Return a copy of every line in the records that includes the word "LOVE".

>> begin Material provided

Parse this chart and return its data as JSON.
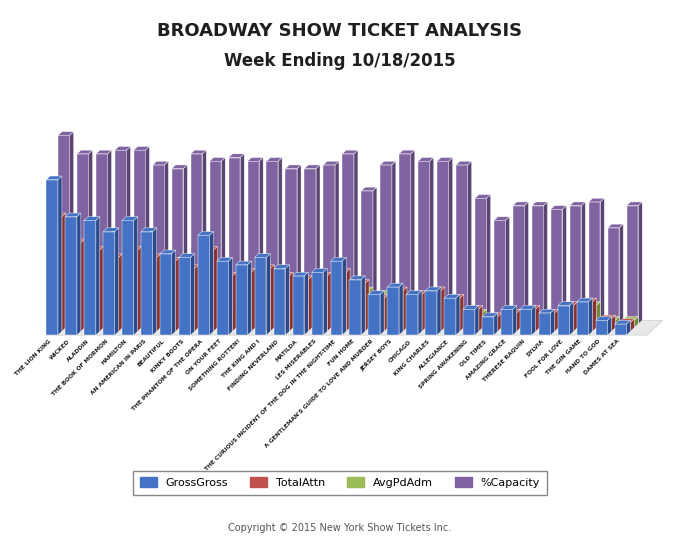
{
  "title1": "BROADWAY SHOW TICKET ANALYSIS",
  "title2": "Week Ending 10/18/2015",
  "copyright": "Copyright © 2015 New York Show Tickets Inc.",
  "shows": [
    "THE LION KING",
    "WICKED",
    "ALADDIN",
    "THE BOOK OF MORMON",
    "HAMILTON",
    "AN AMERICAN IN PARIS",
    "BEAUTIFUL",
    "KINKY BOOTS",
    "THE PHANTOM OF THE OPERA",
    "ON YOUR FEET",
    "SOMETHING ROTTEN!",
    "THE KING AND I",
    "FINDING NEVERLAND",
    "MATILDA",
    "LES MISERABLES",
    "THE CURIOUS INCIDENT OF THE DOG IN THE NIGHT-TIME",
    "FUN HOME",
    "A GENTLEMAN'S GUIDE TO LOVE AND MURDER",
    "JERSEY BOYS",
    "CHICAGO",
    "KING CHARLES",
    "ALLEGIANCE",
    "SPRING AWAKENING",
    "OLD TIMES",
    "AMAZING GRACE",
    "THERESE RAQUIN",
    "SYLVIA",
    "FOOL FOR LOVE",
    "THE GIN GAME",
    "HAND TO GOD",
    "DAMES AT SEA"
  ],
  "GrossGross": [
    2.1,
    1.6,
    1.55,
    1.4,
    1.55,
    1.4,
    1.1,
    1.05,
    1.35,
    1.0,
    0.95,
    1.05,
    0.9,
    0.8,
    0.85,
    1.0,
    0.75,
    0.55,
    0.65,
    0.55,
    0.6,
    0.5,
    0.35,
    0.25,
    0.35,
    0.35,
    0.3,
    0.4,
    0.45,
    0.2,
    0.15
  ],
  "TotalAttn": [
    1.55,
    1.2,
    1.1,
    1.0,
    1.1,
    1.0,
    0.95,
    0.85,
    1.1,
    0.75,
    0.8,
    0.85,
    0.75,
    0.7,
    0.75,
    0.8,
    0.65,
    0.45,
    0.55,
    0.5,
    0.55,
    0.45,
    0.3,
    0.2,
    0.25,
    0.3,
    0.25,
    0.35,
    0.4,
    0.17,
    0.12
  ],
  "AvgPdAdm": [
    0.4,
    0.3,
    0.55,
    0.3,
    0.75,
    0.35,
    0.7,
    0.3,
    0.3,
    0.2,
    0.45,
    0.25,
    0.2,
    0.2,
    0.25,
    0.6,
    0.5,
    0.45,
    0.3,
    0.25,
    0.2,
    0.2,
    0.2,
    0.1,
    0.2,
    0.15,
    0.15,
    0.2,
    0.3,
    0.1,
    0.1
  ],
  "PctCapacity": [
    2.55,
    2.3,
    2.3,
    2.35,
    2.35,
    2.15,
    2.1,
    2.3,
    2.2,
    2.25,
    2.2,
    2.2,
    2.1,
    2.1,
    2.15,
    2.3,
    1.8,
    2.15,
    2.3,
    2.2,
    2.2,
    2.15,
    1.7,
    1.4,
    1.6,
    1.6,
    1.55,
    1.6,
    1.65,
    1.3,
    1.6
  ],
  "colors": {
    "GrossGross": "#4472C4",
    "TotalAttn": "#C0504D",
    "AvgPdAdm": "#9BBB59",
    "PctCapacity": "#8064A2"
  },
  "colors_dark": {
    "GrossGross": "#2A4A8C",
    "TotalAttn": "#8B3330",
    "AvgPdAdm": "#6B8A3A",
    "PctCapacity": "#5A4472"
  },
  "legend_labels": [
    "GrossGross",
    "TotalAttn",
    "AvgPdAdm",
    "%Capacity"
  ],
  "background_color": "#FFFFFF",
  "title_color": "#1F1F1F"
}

>> end Material provided

■ **Answer to this exercise**:
    "A GENTLEMAN'S GUIDE TO LOVE AND MURDER",
    "FOOL FOR LOVE",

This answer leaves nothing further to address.